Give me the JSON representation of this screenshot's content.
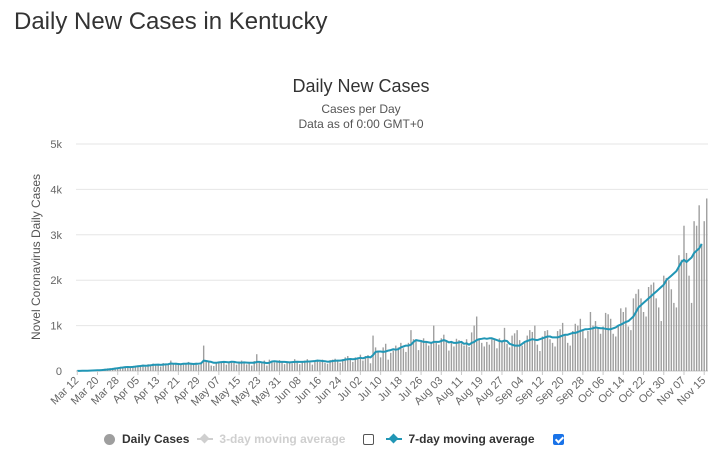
{
  "page": {
    "heading": "Daily New Cases in Kentucky"
  },
  "legend": {
    "daily_cases": "Daily Cases",
    "avg3": "3-day moving average",
    "avg7": "7-day moving average",
    "avg3_checked": false,
    "avg7_checked": true
  },
  "colors": {
    "bars": "#9e9e9e",
    "avg7": "#2196b5",
    "avg3": "#cfcfcf",
    "grid": "#e6e6e6"
  },
  "chart_data": {
    "type": "bar",
    "title": "Daily New Cases",
    "subtitle": "Cases per Day",
    "subtitle2": "Data as of 0:00 GMT+0",
    "ylabel": "Novel Coronavirus Daily Cases",
    "xlabel": "",
    "ylim": [
      0,
      5000
    ],
    "yticks": [
      {
        "value": 0,
        "label": "0"
      },
      {
        "value": 1000,
        "label": "1k"
      },
      {
        "value": 2000,
        "label": "2k"
      },
      {
        "value": 3000,
        "label": "3k"
      },
      {
        "value": 4000,
        "label": "4k"
      },
      {
        "value": 5000,
        "label": "5k"
      }
    ],
    "start_date": "2020-03-12",
    "x_tick_labels": [
      "Mar 12",
      "Mar 20",
      "Mar 28",
      "Apr 05",
      "Apr 13",
      "Apr 21",
      "Apr 29",
      "May 07",
      "May 15",
      "May 23",
      "May 31",
      "Jun 08",
      "Jun 16",
      "Jun 24",
      "Jul 02",
      "Jul 10",
      "Jul 18",
      "Jul 26",
      "Aug 03",
      "Aug 11",
      "Aug 19",
      "Aug 27",
      "Sep 04",
      "Sep 12",
      "Sep 20",
      "Sep 28",
      "Oct 06",
      "Oct 14",
      "Oct 22",
      "Oct 30",
      "Nov 07",
      "Nov 15"
    ],
    "grid": true,
    "legend_position": "bottom",
    "series": [
      {
        "name": "Daily Cases",
        "type": "bar",
        "values": [
          2,
          4,
          6,
          8,
          10,
          15,
          20,
          25,
          28,
          35,
          42,
          50,
          58,
          60,
          68,
          75,
          80,
          90,
          95,
          88,
          100,
          70,
          110,
          118,
          122,
          128,
          140,
          95,
          150,
          128,
          165,
          135,
          155,
          100,
          175,
          160,
          140,
          230,
          168,
          180,
          145,
          138,
          165,
          150,
          200,
          142,
          160,
          180,
          130,
          170,
          560,
          200,
          190,
          120,
          110,
          165,
          200,
          185,
          210,
          140,
          200,
          220,
          180,
          140,
          210,
          230,
          165,
          145,
          185,
          120,
          220,
          370,
          180,
          170,
          230,
          120,
          250,
          200,
          185,
          200,
          240,
          190,
          150,
          180,
          195,
          170,
          260,
          185,
          150,
          220,
          230,
          260,
          185,
          140,
          230,
          250,
          200,
          250,
          180,
          160,
          240,
          250,
          270,
          220,
          180,
          260,
          300,
          330,
          250,
          200,
          300,
          300,
          360,
          230,
          330,
          350,
          170,
          780,
          520,
          450,
          300,
          520,
          600,
          250,
          400,
          450,
          560,
          520,
          620,
          500,
          420,
          620,
          900,
          700,
          680,
          460,
          640,
          720,
          650,
          560,
          610,
          1000,
          620,
          580,
          720,
          800,
          640,
          450,
          620,
          540,
          710,
          680,
          610,
          560,
          700,
          530,
          850,
          1000,
          1200,
          720,
          620,
          540,
          640,
          580,
          700,
          680,
          500,
          720,
          660,
          950,
          600,
          520,
          780,
          830,
          900,
          680,
          560,
          620,
          780,
          900,
          860,
          1000,
          580,
          440,
          760,
          880,
          900,
          700,
          620,
          540,
          880,
          920,
          1060,
          780,
          620,
          560,
          880,
          1040,
          1000,
          1150,
          900,
          720,
          880,
          1300,
          1000,
          1100,
          960,
          820,
          980,
          1280,
          1250,
          1150,
          820,
          760,
          980,
          1380,
          1300,
          1400,
          980,
          900,
          1600,
          1700,
          1800,
          1600,
          1300,
          1200,
          1850,
          1900,
          1950,
          1600,
          1400,
          1100,
          2100,
          2050,
          2000,
          1800,
          1500,
          1400,
          2550,
          2450,
          3200,
          2600,
          2100,
          1500,
          3300,
          3200,
          3650,
          2800,
          3300,
          3800
        ]
      },
      {
        "name": "7-day moving average",
        "type": "line",
        "values": [
          2,
          3,
          4,
          5,
          6,
          8,
          10,
          13,
          15,
          18,
          22,
          28,
          32,
          40,
          45,
          55,
          62,
          70,
          78,
          85,
          88,
          85,
          90,
          98,
          105,
          110,
          118,
          115,
          120,
          125,
          135,
          138,
          140,
          135,
          140,
          145,
          150,
          165,
          160,
          158,
          155,
          150,
          160,
          160,
          165,
          160,
          155,
          160,
          160,
          170,
          230,
          220,
          210,
          200,
          180,
          180,
          190,
          195,
          200,
          195,
          190,
          205,
          200,
          190,
          185,
          185,
          190,
          185,
          180,
          180,
          180,
          200,
          200,
          190,
          185,
          175,
          180,
          210,
          215,
          210,
          200,
          200,
          200,
          195,
          190,
          195,
          200,
          205,
          200,
          200,
          205,
          210,
          210,
          215,
          220,
          230,
          225,
          220,
          215,
          205,
          210,
          220,
          225,
          230,
          230,
          235,
          250,
          260,
          265,
          260,
          265,
          280,
          290,
          280,
          300,
          310,
          300,
          350,
          420,
          430,
          430,
          420,
          430,
          450,
          460,
          480,
          470,
          480,
          520,
          540,
          560,
          560,
          580,
          640,
          680,
          670,
          660,
          640,
          640,
          630,
          620,
          640,
          640,
          640,
          660,
          680,
          660,
          630,
          640,
          620,
          620,
          630,
          640,
          600,
          610,
          580,
          620,
          640,
          680,
          700,
          710,
          720,
          710,
          720,
          720,
          700,
          680,
          660,
          650,
          670,
          660,
          600,
          580,
          560,
          560,
          560,
          600,
          640,
          660,
          680,
          700,
          690,
          680,
          700,
          720,
          740,
          760,
          760,
          740,
          740,
          740,
          760,
          780,
          800,
          800,
          820,
          840,
          840,
          860,
          880,
          900,
          920,
          920,
          930,
          940,
          960,
          950,
          940,
          940,
          930,
          920,
          920,
          940,
          960,
          1000,
          1020,
          1050,
          1080,
          1100,
          1150,
          1200,
          1300,
          1400,
          1450,
          1500,
          1550,
          1600,
          1650,
          1700,
          1750,
          1800,
          1850,
          1900,
          2000,
          2050,
          2100,
          2150,
          2200,
          2300,
          2400,
          2450,
          2400,
          2450,
          2500,
          2600,
          2650,
          2700,
          2800
        ]
      }
    ]
  }
}
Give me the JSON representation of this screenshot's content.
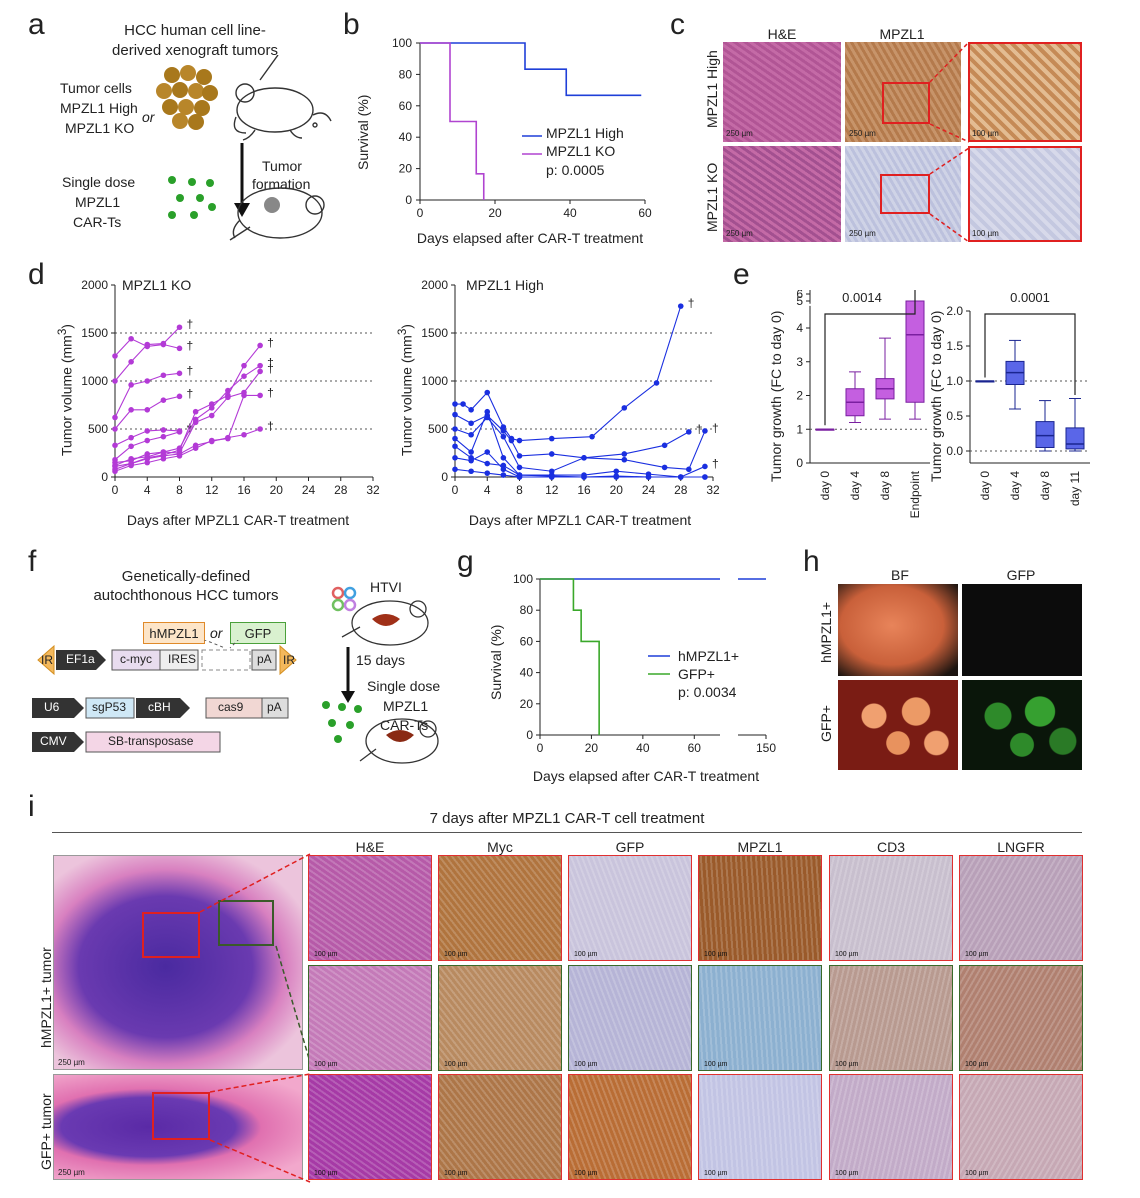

——

Task prompt ▸ All lines in the listing above with the string "name" should be returned.

Solution below ▸
        "name": "Daily Cases",
        "name": "7-day moving average",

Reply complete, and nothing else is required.